[WHAT THE TASK REQUIRES] Transcribe the listing below word for word.

━━━ INFORMATION SUPPLIED ━━━

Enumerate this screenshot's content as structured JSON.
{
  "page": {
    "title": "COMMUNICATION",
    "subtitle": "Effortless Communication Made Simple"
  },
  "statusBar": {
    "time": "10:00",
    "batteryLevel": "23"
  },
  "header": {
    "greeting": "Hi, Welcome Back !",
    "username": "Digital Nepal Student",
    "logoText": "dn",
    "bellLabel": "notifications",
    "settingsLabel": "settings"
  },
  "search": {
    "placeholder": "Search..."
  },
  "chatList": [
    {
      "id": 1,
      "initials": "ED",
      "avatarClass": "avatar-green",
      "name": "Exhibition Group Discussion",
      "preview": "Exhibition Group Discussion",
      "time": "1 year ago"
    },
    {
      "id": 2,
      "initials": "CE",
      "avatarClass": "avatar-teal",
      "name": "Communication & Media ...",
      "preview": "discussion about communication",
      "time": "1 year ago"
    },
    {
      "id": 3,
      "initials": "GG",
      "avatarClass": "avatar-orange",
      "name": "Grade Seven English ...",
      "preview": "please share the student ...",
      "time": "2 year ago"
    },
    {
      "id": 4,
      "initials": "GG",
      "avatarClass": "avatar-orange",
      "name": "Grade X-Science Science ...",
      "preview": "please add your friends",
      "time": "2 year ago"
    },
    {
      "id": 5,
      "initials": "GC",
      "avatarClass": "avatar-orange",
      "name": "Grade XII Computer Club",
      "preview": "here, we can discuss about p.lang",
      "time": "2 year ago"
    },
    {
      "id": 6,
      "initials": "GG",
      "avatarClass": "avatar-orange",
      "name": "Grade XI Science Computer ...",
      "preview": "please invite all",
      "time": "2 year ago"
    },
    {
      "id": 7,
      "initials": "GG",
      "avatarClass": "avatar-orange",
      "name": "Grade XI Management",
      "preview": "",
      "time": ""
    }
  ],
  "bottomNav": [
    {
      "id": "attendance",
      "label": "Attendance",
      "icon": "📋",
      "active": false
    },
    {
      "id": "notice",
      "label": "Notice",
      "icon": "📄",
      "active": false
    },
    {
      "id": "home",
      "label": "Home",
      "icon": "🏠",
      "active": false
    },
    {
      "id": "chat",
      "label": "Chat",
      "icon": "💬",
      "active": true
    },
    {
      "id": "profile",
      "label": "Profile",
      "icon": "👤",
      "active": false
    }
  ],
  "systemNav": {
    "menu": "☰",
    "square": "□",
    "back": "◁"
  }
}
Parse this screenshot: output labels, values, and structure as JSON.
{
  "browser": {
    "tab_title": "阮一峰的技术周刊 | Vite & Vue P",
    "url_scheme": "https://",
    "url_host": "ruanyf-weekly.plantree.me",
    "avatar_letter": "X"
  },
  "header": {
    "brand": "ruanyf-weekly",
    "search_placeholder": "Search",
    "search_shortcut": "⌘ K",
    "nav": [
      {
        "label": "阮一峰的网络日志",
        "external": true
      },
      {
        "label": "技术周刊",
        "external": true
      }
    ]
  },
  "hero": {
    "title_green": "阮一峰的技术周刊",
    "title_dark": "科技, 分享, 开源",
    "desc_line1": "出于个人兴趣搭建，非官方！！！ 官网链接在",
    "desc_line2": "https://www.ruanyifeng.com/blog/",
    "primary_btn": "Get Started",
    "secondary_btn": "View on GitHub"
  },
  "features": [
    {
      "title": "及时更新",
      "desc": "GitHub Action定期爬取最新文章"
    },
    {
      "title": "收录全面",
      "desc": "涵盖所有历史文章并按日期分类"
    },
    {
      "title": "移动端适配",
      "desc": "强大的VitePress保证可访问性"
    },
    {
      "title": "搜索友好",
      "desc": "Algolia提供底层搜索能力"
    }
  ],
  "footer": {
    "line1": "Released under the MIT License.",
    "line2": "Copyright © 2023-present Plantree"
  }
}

━━━

[FINISHED TASK]
Enumerate this screenshot's content as structured JSON.
{
  "page": {
    "title": "COMMUNICATION",
    "subtitle": "Effortless Communication Made Simple"
  },
  "statusBar": {
    "time": "10:00",
    "batteryLevel": "23"
  },
  "header": {
    "greeting": "Hi, Welcome Back !",
    "username": "Digital Nepal Student",
    "logoText": "dn",
    "bellLabel": "notifications",
    "settingsLabel": "settings"
  },
  "search": {
    "placeholder": "Search..."
  },
  "chatList": [
    {
      "id": 1,
      "initials": "ED",
      "avatarClass": "avatar-green",
      "name": "Exhibition Group Discussion",
      "preview": "Exhibition Group Discussion",
      "time": "1 year ago"
    },
    {
      "id": 2,
      "initials": "CE",
      "avatarClass": "avatar-teal",
      "name": "Communication & Media ...",
      "preview": "discussion about communication",
      "time": "1 year ago"
    },
    {
      "id": 3,
      "initials": "GG",
      "avatarClass": "avatar-orange",
      "name": "Grade Seven English ...",
      "preview": "please share the student ...",
      "time": "2 year ago"
    },
    {
      "id": 4,
      "initials": "GG",
      "avatarClass": "avatar-orange",
      "name": "Grade X-Science Science ...",
      "preview": "please add your friends",
      "time": "2 year ago"
    },
    {
      "id": 5,
      "initials": "GC",
      "avatarClass": "avatar-orange",
      "name": "Grade XII Computer Club",
      "preview": "here, we can discuss about p.lang",
      "time": "2 year ago"
    },
    {
      "id": 6,
      "initials": "GG",
      "avatarClass": "avatar-orange",
      "name": "Grade XI Science Computer ...",
      "preview": "please invite all",
      "time": "2 year ago"
    },
    {
      "id": 7,
      "initials": "GG",
      "avatarClass": "avatar-orange",
      "name": "Grade XI Management",
      "preview": "",
      "time": ""
    }
  ],
  "bottomNav": [
    {
      "id": "attendance",
      "label": "Attendance",
      "icon": "📋",
      "active": false
    },
    {
      "id": "notice",
      "label": "Notice",
      "icon": "📄",
      "active": false
    },
    {
      "id": "home",
      "label": "Home",
      "icon": "🏠",
      "active": false
    },
    {
      "id": "chat",
      "label": "Chat",
      "icon": "💬",
      "active": true
    },
    {
      "id": "profile",
      "label": "Profile",
      "icon": "👤",
      "active": false
    }
  ],
  "systemNav": {
    "menu": "☰",
    "square": "□",
    "back": "◁"
  }
}
Parse this screenshot: output labels, values, and structure as JSON.
{
  "browser": {
    "tab_title": "阮一峰的技术周刊 | Vite & Vue P",
    "url_scheme": "https://",
    "url_host": "ruanyf-weekly.plantree.me",
    "avatar_letter": "X"
  },
  "header": {
    "brand": "ruanyf-weekly",
    "search_placeholder": "Search",
    "search_shortcut": "⌘ K",
    "nav": [
      {
        "label": "阮一峰的网络日志",
        "external": true
      },
      {
        "label": "技术周刊",
        "external": true
      }
    ]
  },
  "hero": {
    "title_green": "阮一峰的技术周刊",
    "title_dark": "科技, 分享, 开源",
    "desc_line1": "出于个人兴趣搭建，非官方！！！ 官网链接在",
    "desc_line2": "https://www.ruanyifeng.com/blog/",
    "primary_btn": "Get Started",
    "secondary_btn": "View on GitHub"
  },
  "features": [
    {
      "title": "及时更新",
      "desc": "GitHub Action定期爬取最新文章"
    },
    {
      "title": "收录全面",
      "desc": "涵盖所有历史文章并按日期分类"
    },
    {
      "title": "移动端适配",
      "desc": "强大的VitePress保证可访问性"
    },
    {
      "title": "搜索友好",
      "desc": "Algolia提供底层搜索能力"
    }
  ],
  "footer": {
    "line1": "Released under the MIT License.",
    "line2": "Copyright © 2023-present Plantree"
  }
}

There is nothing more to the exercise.